Task objective -
In the records below, find each line containing the word "частное" and copy it.

%%

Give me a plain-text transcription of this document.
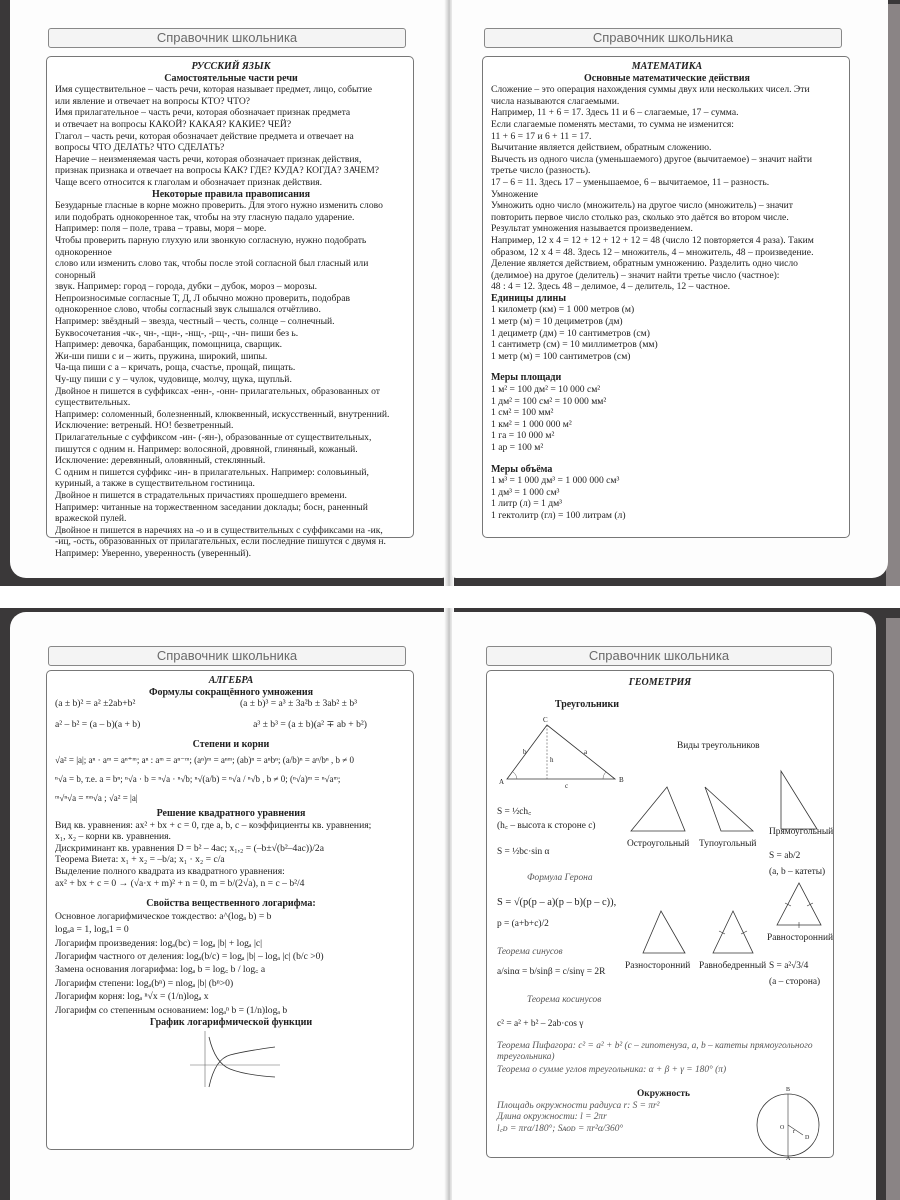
Справочник школьника

РУССКИЙ ЯЗЫК

Самостоятельные части речи

Имя существительное – часть речи, которая называет предмет, лицо, событие

или явление и отвечает на вопросы КТО? ЧТО?

Имя прилагательное – часть речи, которая обозначает признак предмета

и отвечает на вопросы КАКОЙ? КАКАЯ? КАКИЕ? ЧЕЙ?

Глагол – часть речи, которая обозначает действие предмета и отвечает на

вопросы ЧТО ДЕЛАТЬ? ЧТО СДЕЛАТЬ?

Наречие – неизменяемая часть речи, которая обозначает признак действия,

признак признака и отвечает на вопросы КАК? ГДЕ? КУДА? КОГДА? ЗАЧЕМ?

Чаще всего относится к глаголам и обозначает признак действия.

Некоторые правила правописания

Безударные гласные в корне можно проверить. Для этого нужно изменить слово

или подобрать однокоренное так, чтобы на эту гласную падало ударение.

Например: поля – поле, трава – травы, моря – море.

Чтобы проверить парную глухую или звонкую согласную, нужно подобрать однокоренное

слово или изменить слово так, чтобы после этой согласной был гласный или сонорный

звук. Например: город – города, дубки – дубок, мороз – морозы.

Непроизносимые согласные Т, Д, Л обычно можно проверить, подобрав

однокоренное слово, чтобы согласный звук слышался отчётливо.

Например: звёздный – звезда, честный – честь, солнце – солнечный.

Буквосочетания -чк-, чн-, -щн-, -нщ-, -рщ-, -чн- пиши без ь.

Например: девочка, барабанщик, помощница, сварщик.

Жи-ши пиши с и – жить, пружина, широкий, шипы.

Ча-ща пиши с а – кричать, роща, счастье, прощай, пищать.

Чу-щу пиши с у – чулок, чудовище, молчу, щука, щупльй.

Двойное н пишется в суффиксах -енн-, -онн- прилагательных, образованных от

существительных.

Например: соломенный, болезненный, клюквенный, искусственный, внутренний.

Исключение: ветреный. НО! безветренный.

Прилагательные с суффиксом -ин- (-ян-), образованные от существительных,

пишутся с одним н. Например: волосяной, дровяной, глиняный, кожаный.

Исключение: деревянный, оловянный, стеклянный.

С одним н пишется суффикс -ин- в прилагательных. Например: соловьиный,

куриный, а также в существительном гостиница.

Двойное н пишется в страдательных причастиях прошедшего времени.

Например: читанные на торжественном заседании доклады; босн, раненный

вражеской пулей.

Двойное н пишется в наречиях на -о и в существительных с суффиксами на -ик,

-иц, -ость, образованных от прилагательных, если последние пишутся с двумя н.

Например: Уверенно, уверенность (уверенный).

Справочник школьника

МАТЕМАТИКА

Основные математические действия

Сложение – это операция нахождения суммы двух или нескольких чисел. Эти

числа называются слагаемыми.

Например, 11 + 6 = 17. Здесь 11 и 6 – слагаемые, 17 – сумма.

Если слагаемые поменять местами, то сумма не изменится:

11 + 6 = 17 и 6 + 11 = 17.

Вычитание является действием, обратным сложению.

Вычесть из одного числа (уменьшаемого) другое (вычитаемое) – значит найти

третье число (разность).

17 – 6 = 11. Здесь 17 – уменьшаемое, 6 – вычитаемое, 11 – разность.

Умножение

Умножить одно число (множитель) на другое число (множитель) – значит

повторить первое число столько раз, сколько это даётся во втором числе.

Результат умножения называется произведением.

Например, 12 х 4 = 12 + 12 + 12 + 12 = 48 (число 12 повторяется 4 раза). Таким

образом, 12 х 4 = 48. Здесь 12 – множитель, 4 – множитель, 48 – произведение.

Деление является действием, обратным умножению. Разделить одно число

(делимое) на другое (делитель) – значит найти третье число (частное):

48 : 4 = 12. Здесь 48 – делимое, 4 – делитель, 12 – частное.

Единицы длины

1 километр (км) = 1 000 метров (м)

1 метр (м) = 10 дециметров (дм)

1 дециметр (дм) = 10 сантиметров (см)

1 сантиметр (см) = 10 миллиметров (мм)

1 метр (м) = 100 сантиметров (см)

Меры площади

1 м² = 100 дм² = 10 000 см²

1 дм² = 100 см² = 10 000 мм²

1 см² = 100 мм²

1 км² = 1 000 000 м²

1 га = 10 000 м²

1 ар = 100 м²

Меры объёма

1 м³ = 1 000 дм³ = 1 000 000 см³

1 дм³ = 1 000 см³

1 литр (л) = 1 дм³

1 гектолитр (гл) = 100 литрам (л)

Справочник школьника

АЛГЕБРА

Формулы сокращённого умножения

(a ± b)² = a² ±2ab+b²	(a ± b)³ = a³ ± 3a²b ± 3ab² ± b³
a² – b² = (a – b)(a + b)	a³ ± b³ = (a ± b)(a² ∓ ab + b²)

Степени и корни

√a² = |a|; aⁿ · aᵐ = aⁿ⁺ᵐ; aⁿ : aᵐ = aⁿ⁻ᵐ; (aⁿ)ᵐ = aⁿᵐ; (ab)ⁿ = aⁿbⁿ; (a/b)ⁿ = aⁿ/bⁿ , b ≠ 0

ⁿ√a = b, т.е. a = bⁿ; ⁿ√a · b = ⁿ√a · ⁿ√b; ⁿ√(a/b) = ⁿ√a / ⁿ√b , b ≠ 0; (ⁿ√a)ᵐ = ⁿ√aᵐ;

ᵐ√ⁿ√a = ᵐⁿ√a ; √a² = |a|

Решение квадратного уравнения

Вид кв. уравнения: ax² + bx + c = 0, где a, b, c – коэффициенты кв. уравнения;

x₁, x₂ – корни кв. уравнения.

Дискриминант кв. уравнения D = b² – 4ac; x₁,₂ = (–b±√(b²–4ac))/2a

Теорема Виета: x₁ + x₂ = –b/a; x₁ · x₂ = c/a

Выделение полного квадрата из квадратного уравнения:

ax² + bx + c = 0 → (√a·x + m)² + n = 0, m = b/(2√a), n = c – b²/4

Свойства вещественного логарифма:

Основное логарифмическое тождество: a^(logₐ b) = b

logₐa = 1, logₐ1 = 0

Логарифм произведения: logₐ(bc) = logₐ |b| + logₐ |c|

Логарифм частного от деления: logₐ(b/c) = logₐ |b| – logₐ |c| (b/c >0)

Замена основания логарифма: logₐ b = log꜀ b / log꜀ a

Логарифм степени: logₐ(bⁿ) = nlogₐ |b| (bⁿ>0)

Логарифм корня: logₐ ⁿ√x = (1/n)logₐ x

Логарифм со степенным основанием: logₐⁿ b = (1/n)logₐ b

График логарифмической функции

Справочник школьника
ГЕОМЕТРИЯ
Треугольники
A	B
C
c
a
b
h
Виды треугольников
S = ½ch꜀
(h꜀ – высота к стороне c)
S = ½bc·sin α
Формула Герона
S = √(p(p – a)(p – b)(p – c)),
p = (a+b+c)/2
Теорема синусов
a/sinα = b/sinβ = c/sinγ = 2R
Теорема косинусов
c² = a² + b² – 2ab·cos γ
Теорема Пифагора: c² = a² + b² (c – гипотенуза, a, b – катеты прямоугольного
треугольника)
Теорема о сумме углов треугольника: α + β + γ = 180° (π)
Остроугольный Тупоугольный
Прямоугольный
S = ab/2
(a, b – катеты)
Разносторонний Равнобедренный
Равносторонний
S = a²√3/4
(a – сторона)
Окружность
Площадь окружности радиуса r: S = πr²
Длина окружности: l = 2πr
l꜀ᴅ = πrα/180°; Sᴀᴏᴅ = πr²α/360°
B
A
O
D
r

%%

Written solution -
(делимое) на другое (делитель) – значит найти третье число (частное):
48 : 4 = 12. Здесь 48 – делимое, 4 – делитель, 12 – частное.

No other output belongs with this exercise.